# TASK TO CARRY OUT
Write the material out again exactly as it stands.

(Data entries)

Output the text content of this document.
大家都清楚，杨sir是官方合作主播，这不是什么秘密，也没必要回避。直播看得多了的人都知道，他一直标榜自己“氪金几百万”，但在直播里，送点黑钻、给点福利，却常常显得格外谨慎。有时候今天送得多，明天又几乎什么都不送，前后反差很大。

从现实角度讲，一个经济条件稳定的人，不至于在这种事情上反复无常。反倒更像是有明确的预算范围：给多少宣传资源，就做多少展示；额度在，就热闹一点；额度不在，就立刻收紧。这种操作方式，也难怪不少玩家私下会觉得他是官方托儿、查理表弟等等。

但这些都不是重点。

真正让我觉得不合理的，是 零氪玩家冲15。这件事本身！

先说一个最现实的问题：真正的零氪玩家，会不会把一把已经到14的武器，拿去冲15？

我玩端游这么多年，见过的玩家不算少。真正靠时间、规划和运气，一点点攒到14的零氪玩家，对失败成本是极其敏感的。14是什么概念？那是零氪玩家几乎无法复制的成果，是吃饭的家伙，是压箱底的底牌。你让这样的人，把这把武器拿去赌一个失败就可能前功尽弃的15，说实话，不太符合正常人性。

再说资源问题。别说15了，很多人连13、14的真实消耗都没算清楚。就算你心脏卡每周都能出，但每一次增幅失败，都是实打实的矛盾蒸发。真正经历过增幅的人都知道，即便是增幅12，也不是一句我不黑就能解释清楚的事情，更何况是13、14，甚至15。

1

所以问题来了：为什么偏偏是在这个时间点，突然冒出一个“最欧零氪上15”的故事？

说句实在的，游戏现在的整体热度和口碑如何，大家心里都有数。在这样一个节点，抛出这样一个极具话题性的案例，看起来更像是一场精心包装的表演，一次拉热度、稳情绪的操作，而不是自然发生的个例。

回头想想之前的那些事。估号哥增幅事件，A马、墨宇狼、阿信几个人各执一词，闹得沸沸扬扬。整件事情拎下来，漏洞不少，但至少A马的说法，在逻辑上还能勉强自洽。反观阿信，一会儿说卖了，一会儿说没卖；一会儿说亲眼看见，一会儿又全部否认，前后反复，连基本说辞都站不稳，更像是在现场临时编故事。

# TASK RESULT
Output the text content of this document.
大家都清楚，杨sir是官方合作主播，这不是什么秘密，也没必要回避。直播看得多了的人都知道，他一直标榜自己“氪金几百万”，但在直播里，送点黑钻、给点福利，却常常显得格外谨慎。有时候今天送得多，明天又几乎什么都不送，前后反差很大。

从现实角度讲，一个经济条件稳定的人，不至于在这种事情上反复无常。反倒更像是有明确的预算范围：给多少宣传资源，就做多少展示；额度在，就热闹一点；额度不在，就立刻收紧。这种操作方式，也难怪不少玩家私下会觉得他是官方托儿、查理表弟等等。

但这些都不是重点。

真正让我觉得不合理的，是 零氪玩家冲15。这件事本身！

先说一个最现实的问题：真正的零氪玩家，会不会把一把已经到14的武器，拿去冲15？

我玩端游这么多年，见过的玩家不算少。真正靠时间、规划和运气，一点点攒到14的零氪玩家，对失败成本是极其敏感的。14是什么概念？那是零氪玩家几乎无法复制的成果，是吃饭的家伙，是压箱底的底牌。你让这样的人，把这把武器拿去赌一个失败就可能前功尽弃的15，说实话，不太符合正常人性。

再说资源问题。别说15了，很多人连13、14的真实消耗都没算清楚。就算你心脏卡每周都能出，但每一次增幅失败，都是实打实的矛盾蒸发。真正经历过增幅的人都知道，即便是增幅12，也不是一句我不黑就能解释清楚的事情，更何况是13、14，甚至15。

1

所以问题来了：为什么偏偏是在这个时间点，突然冒出一个“最欧零氪上15”的故事？

说句实在的，游戏现在的整体热度和口碑如何，大家心里都有数。在这样一个节点，抛出这样一个极具话题性的案例，看起来更像是一场精心包装的表演，一次拉热度、稳情绪的操作，而不是自然发生的个例。

回头想想之前的那些事。估号哥增幅事件，A马、墨宇狼、阿信几个人各执一词，闹得沸沸扬扬。整件事情拎下来，漏洞不少，但至少A马的说法，在逻辑上还能勉强自洽。反观阿信，一会儿说卖了，一会儿说没卖；一会儿说亲眼看见，一会儿又全部否认，前后反复，连基本说辞都站不稳，更像是在现场临时编故事。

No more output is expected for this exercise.